GOAL:
Write out every line of the data below word for word, leaving out the pictures.

:: RECORDS SUPPLIED ::

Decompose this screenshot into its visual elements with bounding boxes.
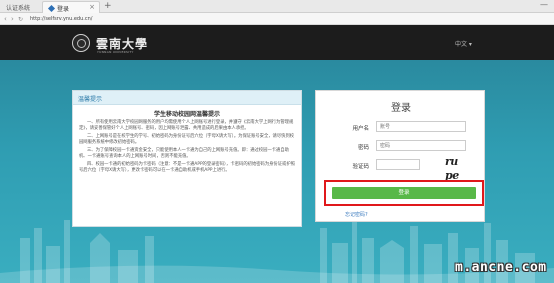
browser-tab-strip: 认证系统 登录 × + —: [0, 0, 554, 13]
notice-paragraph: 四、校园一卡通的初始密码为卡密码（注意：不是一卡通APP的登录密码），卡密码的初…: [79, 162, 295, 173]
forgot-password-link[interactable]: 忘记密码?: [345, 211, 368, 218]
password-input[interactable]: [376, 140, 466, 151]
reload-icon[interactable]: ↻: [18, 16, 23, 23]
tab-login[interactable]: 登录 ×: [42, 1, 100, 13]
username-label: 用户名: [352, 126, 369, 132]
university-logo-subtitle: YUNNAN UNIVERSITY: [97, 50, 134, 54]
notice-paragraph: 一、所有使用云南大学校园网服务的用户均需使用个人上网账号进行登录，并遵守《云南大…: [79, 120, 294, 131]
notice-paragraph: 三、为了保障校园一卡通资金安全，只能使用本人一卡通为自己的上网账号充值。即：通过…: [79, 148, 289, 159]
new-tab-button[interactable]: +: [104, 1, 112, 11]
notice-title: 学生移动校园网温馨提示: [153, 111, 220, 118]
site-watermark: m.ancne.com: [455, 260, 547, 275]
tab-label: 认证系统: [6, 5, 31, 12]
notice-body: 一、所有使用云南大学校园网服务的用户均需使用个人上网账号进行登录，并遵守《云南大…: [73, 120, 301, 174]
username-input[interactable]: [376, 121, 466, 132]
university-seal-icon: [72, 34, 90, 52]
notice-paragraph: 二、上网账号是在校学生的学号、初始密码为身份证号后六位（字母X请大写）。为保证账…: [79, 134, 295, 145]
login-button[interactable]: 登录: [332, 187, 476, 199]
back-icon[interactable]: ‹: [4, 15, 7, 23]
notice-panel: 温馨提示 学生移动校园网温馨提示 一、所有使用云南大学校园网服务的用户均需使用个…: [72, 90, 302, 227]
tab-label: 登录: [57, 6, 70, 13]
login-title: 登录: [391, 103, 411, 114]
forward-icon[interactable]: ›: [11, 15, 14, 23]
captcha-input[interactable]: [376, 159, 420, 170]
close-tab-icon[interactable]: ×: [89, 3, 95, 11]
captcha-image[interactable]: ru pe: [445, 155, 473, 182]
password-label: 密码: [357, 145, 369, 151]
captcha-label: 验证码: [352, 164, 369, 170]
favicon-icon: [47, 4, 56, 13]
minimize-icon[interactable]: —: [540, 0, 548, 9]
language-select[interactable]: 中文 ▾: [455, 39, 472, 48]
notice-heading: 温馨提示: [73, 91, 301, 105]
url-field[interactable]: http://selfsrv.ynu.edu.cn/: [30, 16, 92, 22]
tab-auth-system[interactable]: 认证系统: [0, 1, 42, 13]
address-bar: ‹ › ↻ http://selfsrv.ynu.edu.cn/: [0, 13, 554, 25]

:::

PROBLEM SOLUTION:
Decompose this screenshot into its visual elements with bounding boxes.
browser-tab-strip: 认证系统 登录 × + —: [0, 0, 554, 13]
notice-paragraph: 四、校园一卡通的初始密码为卡密码（注意：不是一卡通APP的登录密码），卡密码的初…: [79, 162, 295, 173]
forgot-password-link[interactable]: 忘记密码?: [345, 211, 368, 218]
password-input[interactable]: [376, 140, 466, 151]
reload-icon[interactable]: ↻: [18, 16, 23, 23]
tab-login[interactable]: 登录 ×: [42, 1, 100, 13]
username-label: 用户名: [352, 126, 369, 132]
university-logo-subtitle: YUNNAN UNIVERSITY: [97, 50, 134, 54]
notice-paragraph: 一、所有使用云南大学校园网服务的用户均需使用个人上网账号进行登录，并遵守《云南大…: [79, 120, 294, 131]
notice-paragraph: 三、为了保障校园一卡通资金安全，只能使用本人一卡通为自己的上网账号充值。即：通过…: [79, 148, 289, 159]
new-tab-button[interactable]: +: [104, 1, 112, 11]
notice-title: 学生移动校园网温馨提示: [153, 111, 220, 118]
site-watermark: m.ancne.com: [455, 260, 547, 275]
tab-label: 认证系统: [6, 5, 31, 12]
notice-body: 一、所有使用云南大学校园网服务的用户均需使用个人上网账号进行登录，并遵守《云南大…: [73, 120, 301, 174]
username-input[interactable]: [376, 121, 466, 132]
university-seal-icon: [72, 34, 90, 52]
notice-paragraph: 二、上网账号是在校学生的学号、初始密码为身份证号后六位（字母X请大写）。为保证账…: [79, 134, 295, 145]
login-button[interactable]: 登录: [332, 187, 476, 199]
back-icon[interactable]: ‹: [4, 15, 7, 23]
notice-panel: 温馨提示 学生移动校园网温馨提示 一、所有使用云南大学校园网服务的用户均需使用个…: [72, 90, 302, 227]
tab-label: 登录: [57, 6, 70, 13]
login-title: 登录: [391, 103, 411, 114]
forward-icon[interactable]: ›: [11, 15, 14, 23]
captcha-input[interactable]: [376, 159, 420, 170]
close-tab-icon[interactable]: ×: [89, 3, 95, 11]
captcha-image[interactable]: ru pe: [445, 155, 473, 182]
password-label: 密码: [357, 145, 369, 151]
captcha-label: 验证码: [352, 164, 369, 170]
favicon-icon: [47, 4, 56, 13]
minimize-icon[interactable]: —: [540, 0, 548, 9]
language-select[interactable]: 中文 ▾: [455, 39, 472, 48]
notice-heading: 温馨提示: [73, 91, 301, 105]
url-field[interactable]: http://selfsrv.ynu.edu.cn/: [30, 16, 92, 22]
tab-auth-system[interactable]: 认证系统: [0, 1, 42, 13]
address-bar: ‹ › ↻ http://selfsrv.ynu.edu.cn/: [0, 13, 554, 25]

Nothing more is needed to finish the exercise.